-- RECORDS FOR THE TASK start --

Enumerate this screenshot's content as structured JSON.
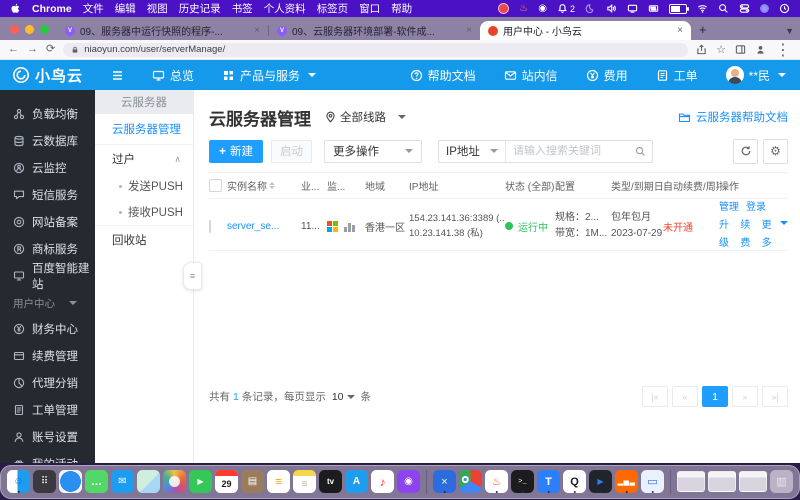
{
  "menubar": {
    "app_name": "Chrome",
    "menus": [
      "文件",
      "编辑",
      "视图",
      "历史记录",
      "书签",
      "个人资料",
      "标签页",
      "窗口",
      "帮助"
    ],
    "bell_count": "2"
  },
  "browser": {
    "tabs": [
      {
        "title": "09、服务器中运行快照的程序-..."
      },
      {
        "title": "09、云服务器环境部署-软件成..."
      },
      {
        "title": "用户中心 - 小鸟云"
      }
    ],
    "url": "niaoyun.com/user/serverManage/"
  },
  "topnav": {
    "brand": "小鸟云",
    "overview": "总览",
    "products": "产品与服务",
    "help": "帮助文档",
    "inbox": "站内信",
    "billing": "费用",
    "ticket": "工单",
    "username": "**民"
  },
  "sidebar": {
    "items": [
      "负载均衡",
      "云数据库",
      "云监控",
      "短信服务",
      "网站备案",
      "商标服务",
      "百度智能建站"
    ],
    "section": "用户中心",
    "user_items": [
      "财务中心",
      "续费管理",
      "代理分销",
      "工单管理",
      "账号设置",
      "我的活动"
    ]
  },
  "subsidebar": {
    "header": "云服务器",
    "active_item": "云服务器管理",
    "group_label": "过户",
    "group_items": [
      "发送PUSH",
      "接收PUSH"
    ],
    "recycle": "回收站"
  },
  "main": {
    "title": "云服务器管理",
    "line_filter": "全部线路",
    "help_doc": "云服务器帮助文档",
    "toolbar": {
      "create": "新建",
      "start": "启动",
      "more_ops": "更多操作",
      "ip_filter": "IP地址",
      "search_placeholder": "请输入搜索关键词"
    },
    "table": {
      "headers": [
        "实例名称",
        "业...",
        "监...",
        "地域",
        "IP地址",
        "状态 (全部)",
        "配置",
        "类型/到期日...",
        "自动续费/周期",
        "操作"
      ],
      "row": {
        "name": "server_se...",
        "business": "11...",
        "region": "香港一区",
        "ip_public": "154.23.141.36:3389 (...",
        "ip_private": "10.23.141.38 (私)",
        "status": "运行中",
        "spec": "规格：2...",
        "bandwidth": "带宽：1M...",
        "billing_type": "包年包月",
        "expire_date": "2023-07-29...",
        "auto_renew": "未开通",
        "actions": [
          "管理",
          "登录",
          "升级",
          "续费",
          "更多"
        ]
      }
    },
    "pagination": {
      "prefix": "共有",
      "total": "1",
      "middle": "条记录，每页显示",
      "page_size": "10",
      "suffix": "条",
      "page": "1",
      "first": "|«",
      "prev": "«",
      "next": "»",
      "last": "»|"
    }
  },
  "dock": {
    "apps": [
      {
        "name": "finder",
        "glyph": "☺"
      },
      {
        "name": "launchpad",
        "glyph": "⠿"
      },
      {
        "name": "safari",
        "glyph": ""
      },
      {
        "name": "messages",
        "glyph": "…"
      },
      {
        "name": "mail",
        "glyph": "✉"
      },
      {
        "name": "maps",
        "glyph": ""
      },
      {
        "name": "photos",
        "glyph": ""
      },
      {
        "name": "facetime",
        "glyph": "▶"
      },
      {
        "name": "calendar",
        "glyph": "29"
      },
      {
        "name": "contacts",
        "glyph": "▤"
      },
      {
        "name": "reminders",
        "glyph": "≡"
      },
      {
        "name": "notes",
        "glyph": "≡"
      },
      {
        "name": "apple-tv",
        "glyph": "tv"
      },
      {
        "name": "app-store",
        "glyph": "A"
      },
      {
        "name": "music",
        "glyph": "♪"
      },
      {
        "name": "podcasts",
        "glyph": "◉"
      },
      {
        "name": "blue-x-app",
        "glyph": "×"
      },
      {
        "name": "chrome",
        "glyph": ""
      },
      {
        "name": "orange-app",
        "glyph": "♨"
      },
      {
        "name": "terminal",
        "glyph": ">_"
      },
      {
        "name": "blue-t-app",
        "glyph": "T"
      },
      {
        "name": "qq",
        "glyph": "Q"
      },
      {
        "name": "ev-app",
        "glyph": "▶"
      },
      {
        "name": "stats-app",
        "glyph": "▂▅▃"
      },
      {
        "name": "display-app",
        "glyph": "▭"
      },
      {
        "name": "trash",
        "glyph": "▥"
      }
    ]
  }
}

-- RECORDS FOR THE TASK end --

- REQUIRED WORK: Write the records out once more, exactly as they appear, with no pictures.

- THE ANSWER:
Enumerate this screenshot's content as structured JSON.
{
  "menubar": {
    "app_name": "Chrome",
    "menus": [
      "文件",
      "编辑",
      "视图",
      "历史记录",
      "书签",
      "个人资料",
      "标签页",
      "窗口",
      "帮助"
    ],
    "bell_count": "2"
  },
  "browser": {
    "tabs": [
      {
        "title": "09、服务器中运行快照的程序-..."
      },
      {
        "title": "09、云服务器环境部署-软件成..."
      },
      {
        "title": "用户中心 - 小鸟云"
      }
    ],
    "url": "niaoyun.com/user/serverManage/"
  },
  "topnav": {
    "brand": "小鸟云",
    "overview": "总览",
    "products": "产品与服务",
    "help": "帮助文档",
    "inbox": "站内信",
    "billing": "费用",
    "ticket": "工单",
    "username": "**民"
  },
  "sidebar": {
    "items": [
      "负载均衡",
      "云数据库",
      "云监控",
      "短信服务",
      "网站备案",
      "商标服务",
      "百度智能建站"
    ],
    "section": "用户中心",
    "user_items": [
      "财务中心",
      "续费管理",
      "代理分销",
      "工单管理",
      "账号设置",
      "我的活动"
    ]
  },
  "subsidebar": {
    "header": "云服务器",
    "active_item": "云服务器管理",
    "group_label": "过户",
    "group_items": [
      "发送PUSH",
      "接收PUSH"
    ],
    "recycle": "回收站"
  },
  "main": {
    "title": "云服务器管理",
    "line_filter": "全部线路",
    "help_doc": "云服务器帮助文档",
    "toolbar": {
      "create": "新建",
      "start": "启动",
      "more_ops": "更多操作",
      "ip_filter": "IP地址",
      "search_placeholder": "请输入搜索关键词"
    },
    "table": {
      "headers": [
        "实例名称",
        "业...",
        "监...",
        "地域",
        "IP地址",
        "状态 (全部)",
        "配置",
        "类型/到期日...",
        "自动续费/周期",
        "操作"
      ],
      "row": {
        "name": "server_se...",
        "business": "11...",
        "region": "香港一区",
        "ip_public": "154.23.141.36:3389 (...",
        "ip_private": "10.23.141.38 (私)",
        "status": "运行中",
        "spec": "规格：2...",
        "bandwidth": "带宽：1M...",
        "billing_type": "包年包月",
        "expire_date": "2023-07-29...",
        "auto_renew": "未开通",
        "actions": [
          "管理",
          "登录",
          "升级",
          "续费",
          "更多"
        ]
      }
    },
    "pagination": {
      "prefix": "共有",
      "total": "1",
      "middle": "条记录，每页显示",
      "page_size": "10",
      "suffix": "条",
      "page": "1",
      "first": "|«",
      "prev": "«",
      "next": "»",
      "last": "»|"
    }
  },
  "dock": {
    "apps": [
      {
        "name": "finder",
        "glyph": "☺"
      },
      {
        "name": "launchpad",
        "glyph": "⠿"
      },
      {
        "name": "safari",
        "glyph": ""
      },
      {
        "name": "messages",
        "glyph": "…"
      },
      {
        "name": "mail",
        "glyph": "✉"
      },
      {
        "name": "maps",
        "glyph": ""
      },
      {
        "name": "photos",
        "glyph": ""
      },
      {
        "name": "facetime",
        "glyph": "▶"
      },
      {
        "name": "calendar",
        "glyph": "29"
      },
      {
        "name": "contacts",
        "glyph": "▤"
      },
      {
        "name": "reminders",
        "glyph": "≡"
      },
      {
        "name": "notes",
        "glyph": "≡"
      },
      {
        "name": "apple-tv",
        "glyph": "tv"
      },
      {
        "name": "app-store",
        "glyph": "A"
      },
      {
        "name": "music",
        "glyph": "♪"
      },
      {
        "name": "podcasts",
        "glyph": "◉"
      },
      {
        "name": "blue-x-app",
        "glyph": "×"
      },
      {
        "name": "chrome",
        "glyph": ""
      },
      {
        "name": "orange-app",
        "glyph": "♨"
      },
      {
        "name": "terminal",
        "glyph": ">_"
      },
      {
        "name": "blue-t-app",
        "glyph": "T"
      },
      {
        "name": "qq",
        "glyph": "Q"
      },
      {
        "name": "ev-app",
        "glyph": "▶"
      },
      {
        "name": "stats-app",
        "glyph": "▂▅▃"
      },
      {
        "name": "display-app",
        "glyph": "▭"
      },
      {
        "name": "trash",
        "glyph": "▥"
      }
    ]
  }
}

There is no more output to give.